## PAGE EXCERPT
++++

Data Driven Futures

FS firms 'at higher risk of cyber attack'

Written by Hannah McGrath

Financial services firms are at higher risk of hacking attempts and cybersecurity breaches than other industries, according to a new report.

An analysis of security data from 225 financial services customers compiled by mobile security firm Wandera over a six month period found a higher volume of phishing attacks than peers outside the vertical, with 57 per cent of financial services firms in the study hit by this kind of attack compared to 42 per cent across industries.

Hackers use phishing attacks to extract personal details, passwords or information from an account by masquerading as a trusted actor, leading the victim to open an email, text or other form of communication.

The study, which comprised data from companies with 50,000 devices collectively under management, also reported 4.7 million cybersecurity 'events' across the subset of devices analysedd, averaging around 21,000 events per organisation on mobile devices alone.

Financial services was also found to be at a higher risk of so-called man-in-the-middle attacks, whereby a hacker intercepts communications between two parties and alters or manipulates the content to make the parties believe they are directly communicating with one another.

Financial services firms were found to be 36 per cent more at risk of this form of attack, compared to 24 per cent across other sectors, which the study suggested might be due to higher than normal travel activity and public Wi-Fi usage to carry out financial services communications.

The report also included a warning over the importance of lock screens on mobile devices to protect sensitive information, after the data showed that for every 20 people in financial services, one individual was working with their lock screen disabled.

++++

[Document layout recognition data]

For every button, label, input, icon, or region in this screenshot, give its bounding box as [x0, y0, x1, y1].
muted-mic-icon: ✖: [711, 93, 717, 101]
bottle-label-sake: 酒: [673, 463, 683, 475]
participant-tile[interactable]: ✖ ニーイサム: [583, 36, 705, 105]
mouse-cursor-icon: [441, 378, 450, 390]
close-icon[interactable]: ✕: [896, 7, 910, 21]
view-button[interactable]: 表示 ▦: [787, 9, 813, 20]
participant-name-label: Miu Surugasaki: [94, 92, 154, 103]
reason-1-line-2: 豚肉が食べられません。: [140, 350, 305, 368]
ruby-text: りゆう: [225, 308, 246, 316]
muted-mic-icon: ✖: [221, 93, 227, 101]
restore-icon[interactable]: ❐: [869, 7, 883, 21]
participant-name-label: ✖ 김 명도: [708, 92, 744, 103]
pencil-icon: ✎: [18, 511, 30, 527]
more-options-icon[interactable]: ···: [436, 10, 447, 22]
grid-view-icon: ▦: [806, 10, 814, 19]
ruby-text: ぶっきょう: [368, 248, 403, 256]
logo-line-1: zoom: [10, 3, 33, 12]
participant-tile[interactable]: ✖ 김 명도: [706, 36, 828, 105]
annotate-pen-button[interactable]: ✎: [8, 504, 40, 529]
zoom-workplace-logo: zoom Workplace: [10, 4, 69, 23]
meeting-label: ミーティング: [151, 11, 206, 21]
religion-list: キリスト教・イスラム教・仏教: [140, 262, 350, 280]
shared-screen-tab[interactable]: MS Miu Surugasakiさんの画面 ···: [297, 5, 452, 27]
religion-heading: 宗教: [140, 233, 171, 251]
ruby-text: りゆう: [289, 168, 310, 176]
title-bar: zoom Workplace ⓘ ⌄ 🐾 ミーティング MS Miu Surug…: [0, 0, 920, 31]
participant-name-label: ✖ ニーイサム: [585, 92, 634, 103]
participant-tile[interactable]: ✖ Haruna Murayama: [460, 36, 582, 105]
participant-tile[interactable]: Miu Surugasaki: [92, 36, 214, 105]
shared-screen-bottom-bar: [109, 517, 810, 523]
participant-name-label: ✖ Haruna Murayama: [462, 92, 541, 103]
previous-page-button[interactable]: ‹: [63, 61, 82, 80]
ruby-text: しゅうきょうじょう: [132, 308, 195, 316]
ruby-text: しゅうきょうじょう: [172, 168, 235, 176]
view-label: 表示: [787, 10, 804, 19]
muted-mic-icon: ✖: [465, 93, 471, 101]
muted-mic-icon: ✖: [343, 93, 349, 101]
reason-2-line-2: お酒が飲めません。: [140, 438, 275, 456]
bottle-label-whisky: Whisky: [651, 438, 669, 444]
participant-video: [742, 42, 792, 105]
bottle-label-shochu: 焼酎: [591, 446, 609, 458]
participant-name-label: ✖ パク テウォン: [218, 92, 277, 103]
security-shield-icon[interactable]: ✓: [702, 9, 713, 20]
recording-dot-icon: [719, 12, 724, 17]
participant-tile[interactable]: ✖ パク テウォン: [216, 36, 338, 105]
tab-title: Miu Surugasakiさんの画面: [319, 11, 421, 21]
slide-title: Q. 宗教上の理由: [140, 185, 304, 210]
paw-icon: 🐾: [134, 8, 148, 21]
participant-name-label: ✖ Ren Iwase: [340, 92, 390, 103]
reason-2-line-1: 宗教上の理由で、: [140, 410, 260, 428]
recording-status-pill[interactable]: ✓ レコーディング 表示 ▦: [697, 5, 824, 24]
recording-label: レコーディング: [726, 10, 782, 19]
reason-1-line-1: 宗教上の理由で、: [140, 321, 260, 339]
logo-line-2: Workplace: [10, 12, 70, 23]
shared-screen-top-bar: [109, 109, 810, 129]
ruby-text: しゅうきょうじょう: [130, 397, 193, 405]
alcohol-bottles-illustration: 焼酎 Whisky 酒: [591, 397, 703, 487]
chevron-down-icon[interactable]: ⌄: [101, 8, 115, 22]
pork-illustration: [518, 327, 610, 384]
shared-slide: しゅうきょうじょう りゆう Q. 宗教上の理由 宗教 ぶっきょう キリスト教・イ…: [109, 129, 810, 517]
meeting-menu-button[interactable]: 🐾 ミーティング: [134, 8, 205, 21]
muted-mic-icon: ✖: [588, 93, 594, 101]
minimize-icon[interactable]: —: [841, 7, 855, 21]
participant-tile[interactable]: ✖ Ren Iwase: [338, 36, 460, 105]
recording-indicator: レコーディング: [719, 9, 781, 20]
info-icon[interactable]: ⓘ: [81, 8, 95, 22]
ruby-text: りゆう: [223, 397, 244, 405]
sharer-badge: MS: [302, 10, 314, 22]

++++

## TO DO
(1) In the article about cyber attack risk for financial services firms, what share of financial services firms in the study were hit by phishing attacks?
(2) Continue the article about cyber attack risk for financial services firms, starting after its final sentence.

## YOUR RESPONSES
(1) 57 per cent

(2)
However, when it comes to cryptojacking attacks, where a victim’s device or computer is used by an unauthorised entity to mine cryptocurrency, financial services employees appear to use devices more responsibly than other industries, with the impact for financial services found to be one per cent compared to 2.65 per cent across industries.

In addition, more users in financial services maintain their devices with the latest operating system and security patches, suggesting that the industry is gradually catching up with the threats posed by cyber attackers.

Michael Covington, vice president of product strategy at Wandera said: “In the financial services industry, as in many sectors, the security of client information is the most important asset, so it’s disconcerting to find mobile security still an afterthought.”

“Financial organisations are struggling to keep pace with increasing regulations, rapid cloud migrations and rampant BYOD [bring your own device] adoption, among other emerging technology trends, making it crucial that industry security pros work to secure not just the devices, but also the apps installed on them and the data they access.”